**Exercise directions**
Omit every picture and return the rest of the data unaltered.

-- START OF Dataset excerpts --

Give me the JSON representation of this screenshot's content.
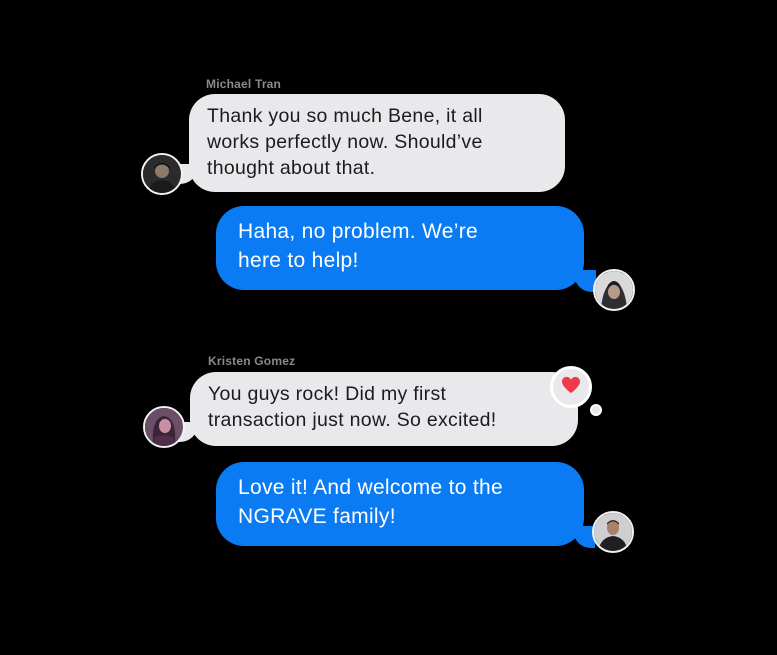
{
  "conversation": [
    {
      "sender_name": "Michael Tran",
      "direction": "incoming",
      "text": "Thank you so much Bene, it all\nworks perfectly now. Should’ve\nthought about that.",
      "avatar_icon": "user-avatar-icon"
    },
    {
      "direction": "outgoing",
      "text": "Haha, no problem. We’re\nhere to help!",
      "avatar_icon": "agent-avatar-icon"
    },
    {
      "sender_name": "Kristen Gomez",
      "direction": "incoming",
      "text": "You guys rock! Did my first\ntransaction just now. So excited!",
      "avatar_icon": "user-avatar-icon",
      "reaction": "heart-icon"
    },
    {
      "direction": "outgoing",
      "text": "Love it! And welcome to the\nNGRAVE family!",
      "avatar_icon": "agent-avatar-icon"
    }
  ],
  "colors": {
    "background": "#000000",
    "incoming_bubble": "#e9e9eb",
    "outgoing_bubble": "#0a7bf3",
    "heart": "#ee3a4a"
  }
}
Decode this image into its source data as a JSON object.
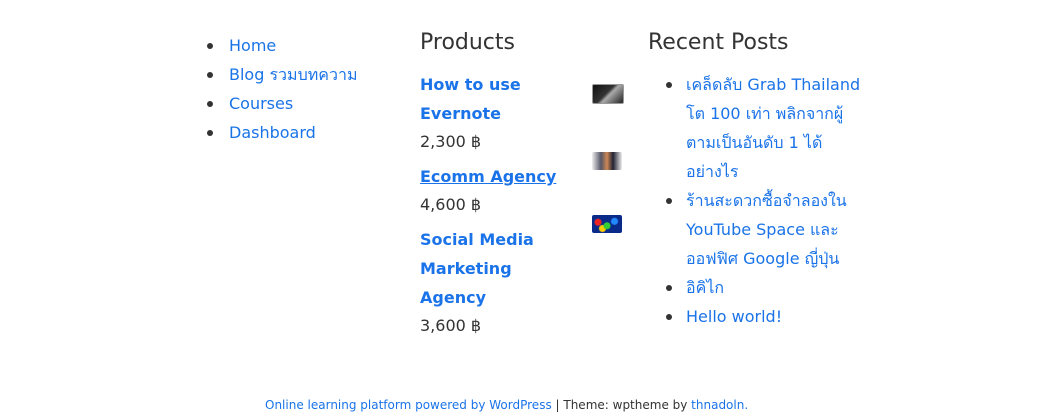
{
  "nav": {
    "items": [
      {
        "label": "Home"
      },
      {
        "label": "Blog รวมบทความ"
      },
      {
        "label": "Courses"
      },
      {
        "label": "Dashboard"
      }
    ]
  },
  "products": {
    "title": "Products",
    "items": [
      {
        "name": "How to use Evernote",
        "price": "2,300 ฿",
        "thumbnail_icon": "product-thumbnail-icon"
      },
      {
        "name": "Ecomm Agency",
        "price": "4,600 ฿",
        "thumbnail_icon": "product-thumbnail-icon"
      },
      {
        "name": "Social Media Marketing Agency",
        "price": "3,600 ฿",
        "thumbnail_icon": "product-thumbnail-icon"
      }
    ]
  },
  "recent_posts": {
    "title": "Recent Posts",
    "items": [
      {
        "label": "เคล็ดลับ Grab Thailand โต 100 เท่า พลิกจากผู้ตามเป็นอันดับ 1 ได้อย่างไร"
      },
      {
        "label": "ร้านสะดวกซื้อจำลองใน YouTube Space และออฟฟิศ Google ญี่ปุ่น"
      },
      {
        "label": "อิคิไก"
      },
      {
        "label": "Hello world!"
      }
    ]
  },
  "footer": {
    "platform_link": "Online learning platform powered by WordPress",
    "separator": " | Theme: wptheme by ",
    "author_link": "thnadoln."
  },
  "colors": {
    "link": "#1a73e8",
    "text": "#333333"
  }
}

-- END OF Dataset excerpts --

**Solution to this problem**
Give me the JSON representation of this screenshot's content.
{
  "conversation": [
    {
      "sender_name": "Michael Tran",
      "direction": "incoming",
      "text": "Thank you so much Bene, it all\nworks perfectly now. Should’ve\nthought about that.",
      "avatar_icon": "user-avatar-icon"
    },
    {
      "direction": "outgoing",
      "text": "Haha, no problem. We’re\nhere to help!",
      "avatar_icon": "agent-avatar-icon"
    },
    {
      "sender_name": "Kristen Gomez",
      "direction": "incoming",
      "text": "You guys rock! Did my first\ntransaction just now. So excited!",
      "avatar_icon": "user-avatar-icon",
      "reaction": "heart-icon"
    },
    {
      "direction": "outgoing",
      "text": "Love it! And welcome to the\nNGRAVE family!",
      "avatar_icon": "agent-avatar-icon"
    }
  ],
  "colors": {
    "background": "#000000",
    "incoming_bubble": "#e9e9eb",
    "outgoing_bubble": "#0a7bf3",
    "heart": "#ee3a4a"
  }
}
Decode this image into its source data as a JSON object.
{
  "nav": {
    "items": [
      {
        "label": "Home"
      },
      {
        "label": "Blog รวมบทความ"
      },
      {
        "label": "Courses"
      },
      {
        "label": "Dashboard"
      }
    ]
  },
  "products": {
    "title": "Products",
    "items": [
      {
        "name": "How to use Evernote",
        "price": "2,300 ฿",
        "thumbnail_icon": "product-thumbnail-icon"
      },
      {
        "name": "Ecomm Agency",
        "price": "4,600 ฿",
        "thumbnail_icon": "product-thumbnail-icon"
      },
      {
        "name": "Social Media Marketing Agency",
        "price": "3,600 ฿",
        "thumbnail_icon": "product-thumbnail-icon"
      }
    ]
  },
  "recent_posts": {
    "title": "Recent Posts",
    "items": [
      {
        "label": "เคล็ดลับ Grab Thailand โต 100 เท่า พลิกจากผู้ตามเป็นอันดับ 1 ได้อย่างไร"
      },
      {
        "label": "ร้านสะดวกซื้อจำลองใน YouTube Space และออฟฟิศ Google ญี่ปุ่น"
      },
      {
        "label": "อิคิไก"
      },
      {
        "label": "Hello world!"
      }
    ]
  },
  "footer": {
    "platform_link": "Online learning platform powered by WordPress",
    "separator": " | Theme: wptheme by ",
    "author_link": "thnadoln."
  },
  "colors": {
    "link": "#1a73e8",
    "text": "#333333"
  }
}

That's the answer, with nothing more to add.